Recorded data
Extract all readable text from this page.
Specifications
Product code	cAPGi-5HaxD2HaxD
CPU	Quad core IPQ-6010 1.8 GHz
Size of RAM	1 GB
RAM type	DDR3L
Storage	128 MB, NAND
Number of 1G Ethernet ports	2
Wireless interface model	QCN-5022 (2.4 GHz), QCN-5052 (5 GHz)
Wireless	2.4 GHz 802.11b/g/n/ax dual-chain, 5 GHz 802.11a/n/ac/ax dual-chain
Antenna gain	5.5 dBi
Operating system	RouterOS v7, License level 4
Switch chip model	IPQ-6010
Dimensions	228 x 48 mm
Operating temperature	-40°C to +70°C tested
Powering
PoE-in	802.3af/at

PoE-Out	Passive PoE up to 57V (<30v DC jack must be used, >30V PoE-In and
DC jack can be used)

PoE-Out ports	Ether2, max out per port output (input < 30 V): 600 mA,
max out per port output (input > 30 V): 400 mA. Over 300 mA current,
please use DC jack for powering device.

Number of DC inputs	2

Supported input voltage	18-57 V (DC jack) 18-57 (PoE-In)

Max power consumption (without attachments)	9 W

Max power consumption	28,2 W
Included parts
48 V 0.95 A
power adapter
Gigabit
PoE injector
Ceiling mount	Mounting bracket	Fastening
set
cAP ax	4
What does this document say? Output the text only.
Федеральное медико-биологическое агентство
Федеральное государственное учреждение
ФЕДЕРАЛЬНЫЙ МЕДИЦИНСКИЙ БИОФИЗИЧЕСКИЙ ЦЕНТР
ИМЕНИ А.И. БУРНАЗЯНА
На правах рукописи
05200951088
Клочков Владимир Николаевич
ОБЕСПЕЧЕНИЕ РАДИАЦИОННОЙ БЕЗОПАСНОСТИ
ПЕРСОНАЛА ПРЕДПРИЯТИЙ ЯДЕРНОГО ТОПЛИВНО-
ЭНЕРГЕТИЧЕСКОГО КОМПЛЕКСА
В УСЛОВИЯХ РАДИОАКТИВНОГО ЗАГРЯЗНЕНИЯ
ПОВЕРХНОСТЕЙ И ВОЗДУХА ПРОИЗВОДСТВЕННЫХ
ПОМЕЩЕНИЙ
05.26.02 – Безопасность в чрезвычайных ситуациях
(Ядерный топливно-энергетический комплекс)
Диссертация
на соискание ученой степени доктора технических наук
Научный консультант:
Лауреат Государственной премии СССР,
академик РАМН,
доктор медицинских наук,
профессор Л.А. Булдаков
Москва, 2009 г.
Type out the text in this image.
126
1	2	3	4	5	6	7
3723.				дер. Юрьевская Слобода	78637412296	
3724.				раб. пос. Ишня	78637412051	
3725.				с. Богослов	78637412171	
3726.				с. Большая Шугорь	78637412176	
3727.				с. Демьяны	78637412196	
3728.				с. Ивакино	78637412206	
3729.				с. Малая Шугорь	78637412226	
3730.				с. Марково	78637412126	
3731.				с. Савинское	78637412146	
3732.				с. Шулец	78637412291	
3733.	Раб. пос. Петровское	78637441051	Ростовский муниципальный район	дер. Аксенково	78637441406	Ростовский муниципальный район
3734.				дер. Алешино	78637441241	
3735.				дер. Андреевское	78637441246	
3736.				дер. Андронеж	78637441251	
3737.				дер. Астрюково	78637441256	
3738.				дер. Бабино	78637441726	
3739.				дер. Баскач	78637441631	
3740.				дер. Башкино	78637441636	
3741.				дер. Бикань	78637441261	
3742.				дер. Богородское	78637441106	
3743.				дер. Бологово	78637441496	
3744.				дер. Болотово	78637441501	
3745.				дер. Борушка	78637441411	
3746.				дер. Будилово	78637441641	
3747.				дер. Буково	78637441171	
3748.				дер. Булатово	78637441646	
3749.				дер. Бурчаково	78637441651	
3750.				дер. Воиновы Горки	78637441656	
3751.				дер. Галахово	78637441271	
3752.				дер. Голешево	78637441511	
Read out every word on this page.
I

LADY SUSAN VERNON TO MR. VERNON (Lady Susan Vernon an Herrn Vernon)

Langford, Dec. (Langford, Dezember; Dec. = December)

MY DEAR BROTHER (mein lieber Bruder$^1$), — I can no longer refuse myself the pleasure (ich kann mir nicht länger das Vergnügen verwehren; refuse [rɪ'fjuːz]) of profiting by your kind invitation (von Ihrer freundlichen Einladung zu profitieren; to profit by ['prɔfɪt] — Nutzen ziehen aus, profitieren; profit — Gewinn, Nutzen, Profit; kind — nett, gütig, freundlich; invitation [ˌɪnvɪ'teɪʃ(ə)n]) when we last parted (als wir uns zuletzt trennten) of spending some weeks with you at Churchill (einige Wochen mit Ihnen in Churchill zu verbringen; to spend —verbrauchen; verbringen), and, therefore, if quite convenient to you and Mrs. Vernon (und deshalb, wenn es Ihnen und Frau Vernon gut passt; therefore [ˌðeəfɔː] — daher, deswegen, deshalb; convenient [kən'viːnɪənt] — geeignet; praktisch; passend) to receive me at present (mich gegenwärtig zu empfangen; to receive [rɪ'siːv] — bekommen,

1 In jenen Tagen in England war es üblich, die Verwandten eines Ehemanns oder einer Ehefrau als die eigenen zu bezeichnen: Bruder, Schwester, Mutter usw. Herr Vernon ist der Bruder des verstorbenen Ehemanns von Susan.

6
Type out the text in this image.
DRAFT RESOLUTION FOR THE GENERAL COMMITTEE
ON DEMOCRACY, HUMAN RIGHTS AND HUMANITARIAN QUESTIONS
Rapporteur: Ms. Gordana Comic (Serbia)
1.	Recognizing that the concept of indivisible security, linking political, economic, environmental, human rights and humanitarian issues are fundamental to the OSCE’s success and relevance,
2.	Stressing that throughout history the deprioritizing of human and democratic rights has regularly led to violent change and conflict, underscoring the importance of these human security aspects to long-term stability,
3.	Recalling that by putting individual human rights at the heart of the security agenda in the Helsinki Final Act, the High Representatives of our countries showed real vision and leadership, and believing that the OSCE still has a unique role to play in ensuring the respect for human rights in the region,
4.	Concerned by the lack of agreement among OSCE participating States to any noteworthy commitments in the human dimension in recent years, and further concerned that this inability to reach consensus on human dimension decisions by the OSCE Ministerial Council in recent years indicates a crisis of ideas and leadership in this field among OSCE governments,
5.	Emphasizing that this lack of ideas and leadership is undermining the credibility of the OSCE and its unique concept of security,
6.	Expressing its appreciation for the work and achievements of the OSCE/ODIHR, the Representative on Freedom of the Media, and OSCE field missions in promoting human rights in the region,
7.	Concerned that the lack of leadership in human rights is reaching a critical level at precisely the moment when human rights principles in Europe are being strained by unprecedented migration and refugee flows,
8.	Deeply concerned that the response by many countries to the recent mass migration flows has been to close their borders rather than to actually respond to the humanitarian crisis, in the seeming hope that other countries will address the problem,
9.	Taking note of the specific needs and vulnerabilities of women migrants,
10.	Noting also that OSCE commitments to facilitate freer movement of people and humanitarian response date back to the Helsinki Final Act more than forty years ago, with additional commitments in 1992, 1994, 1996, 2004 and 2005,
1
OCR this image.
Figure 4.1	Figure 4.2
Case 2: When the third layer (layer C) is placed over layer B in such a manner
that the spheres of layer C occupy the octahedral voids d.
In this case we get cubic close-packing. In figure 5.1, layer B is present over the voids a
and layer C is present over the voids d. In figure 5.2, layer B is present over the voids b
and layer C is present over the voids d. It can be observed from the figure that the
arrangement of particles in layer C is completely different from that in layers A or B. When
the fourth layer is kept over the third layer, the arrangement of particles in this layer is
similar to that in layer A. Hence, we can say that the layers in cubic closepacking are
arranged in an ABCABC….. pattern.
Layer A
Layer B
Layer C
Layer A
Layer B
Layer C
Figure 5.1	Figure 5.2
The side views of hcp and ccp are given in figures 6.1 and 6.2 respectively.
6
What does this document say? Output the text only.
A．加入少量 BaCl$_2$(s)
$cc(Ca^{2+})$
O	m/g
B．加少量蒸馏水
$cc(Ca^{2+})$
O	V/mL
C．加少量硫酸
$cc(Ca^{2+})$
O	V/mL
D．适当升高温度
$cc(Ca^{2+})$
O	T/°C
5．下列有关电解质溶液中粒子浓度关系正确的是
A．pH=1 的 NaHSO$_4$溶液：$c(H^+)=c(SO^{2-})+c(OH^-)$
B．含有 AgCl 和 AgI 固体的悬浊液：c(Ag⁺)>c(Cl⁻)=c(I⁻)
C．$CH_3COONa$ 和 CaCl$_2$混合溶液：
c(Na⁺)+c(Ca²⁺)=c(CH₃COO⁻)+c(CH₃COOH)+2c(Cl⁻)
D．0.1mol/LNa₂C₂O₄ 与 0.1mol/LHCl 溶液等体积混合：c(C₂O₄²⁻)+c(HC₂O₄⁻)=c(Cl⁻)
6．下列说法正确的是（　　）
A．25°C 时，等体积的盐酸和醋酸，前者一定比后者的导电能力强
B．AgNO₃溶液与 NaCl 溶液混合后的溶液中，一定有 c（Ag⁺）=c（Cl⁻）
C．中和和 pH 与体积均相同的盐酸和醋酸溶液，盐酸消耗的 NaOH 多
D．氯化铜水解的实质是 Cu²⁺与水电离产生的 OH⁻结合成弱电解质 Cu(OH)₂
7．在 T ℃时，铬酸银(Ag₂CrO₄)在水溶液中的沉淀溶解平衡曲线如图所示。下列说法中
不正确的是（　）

The request>
Repeat exactly the lines from the line containing "OCR this image." through the last line of the records above, including both, and nothing else.

Answer below>
OCR this image.
Figure 4.1	Figure 4.2
Case 2: When the third layer (layer C) is placed over layer B in such a manner
that the spheres of layer C occupy the octahedral voids d.
In this case we get cubic close-packing. In figure 5.1, layer B is present over the voids a
and layer C is present over the voids d. In figure 5.2, layer B is present over the voids b
and layer C is present over the voids d. It can be observed from the figure that the
arrangement of particles in layer C is completely different from that in layers A or B. When
the fourth layer is kept over the third layer, the arrangement of particles in this layer is
similar to that in layer A. Hence, we can say that the layers in cubic closepacking are
arranged in an ABCABC….. pattern.
Layer A
Layer B
Layer C
Layer A
Layer B
Layer C
Figure 5.1	Figure 5.2
The side views of hcp and ccp are given in figures 6.1 and 6.2 respectively.
6
What does this document say? Output the text only.
A．加入少量 BaCl$_2$(s)
$cc(Ca^{2+})$
O	m/g
B．加少量蒸馏水
$cc(Ca^{2+})$
O	V/mL
C．加少量硫酸
$cc(Ca^{2+})$
O	V/mL
D．适当升高温度
$cc(Ca^{2+})$
O	T/°C
5．下列有关电解质溶液中粒子浓度关系正确的是
A．pH=1 的 NaHSO$_4$溶液：$c(H^+)=c(SO^{2-})+c(OH^-)$
B．含有 AgCl 和 AgI 固体的悬浊液：c(Ag⁺)>c(Cl⁻)=c(I⁻)
C．$CH_3COONa$ 和 CaCl$_2$混合溶液：
c(Na⁺)+c(Ca²⁺)=c(CH₃COO⁻)+c(CH₃COOH)+2c(Cl⁻)
D．0.1mol/LNa₂C₂O₄ 与 0.1mol/LHCl 溶液等体积混合：c(C₂O₄²⁻)+c(HC₂O₄⁻)=c(Cl⁻)
6．下列说法正确的是（　　）
A．25°C 时，等体积的盐酸和醋酸，前者一定比后者的导电能力强
B．AgNO₃溶液与 NaCl 溶液混合后的溶液中，一定有 c（Ag⁺）=c（Cl⁻）
C．中和和 pH 与体积均相同的盐酸和醋酸溶液，盐酸消耗的 NaOH 多
D．氯化铜水解的实质是 Cu²⁺与水电离产生的 OH⁻结合成弱电解质 Cu(OH)₂
7．在 T ℃时，铬酸银(Ag₂CrO₄)在水溶液中的沉淀溶解平衡曲线如图所示。下列说法中
不正确的是（　）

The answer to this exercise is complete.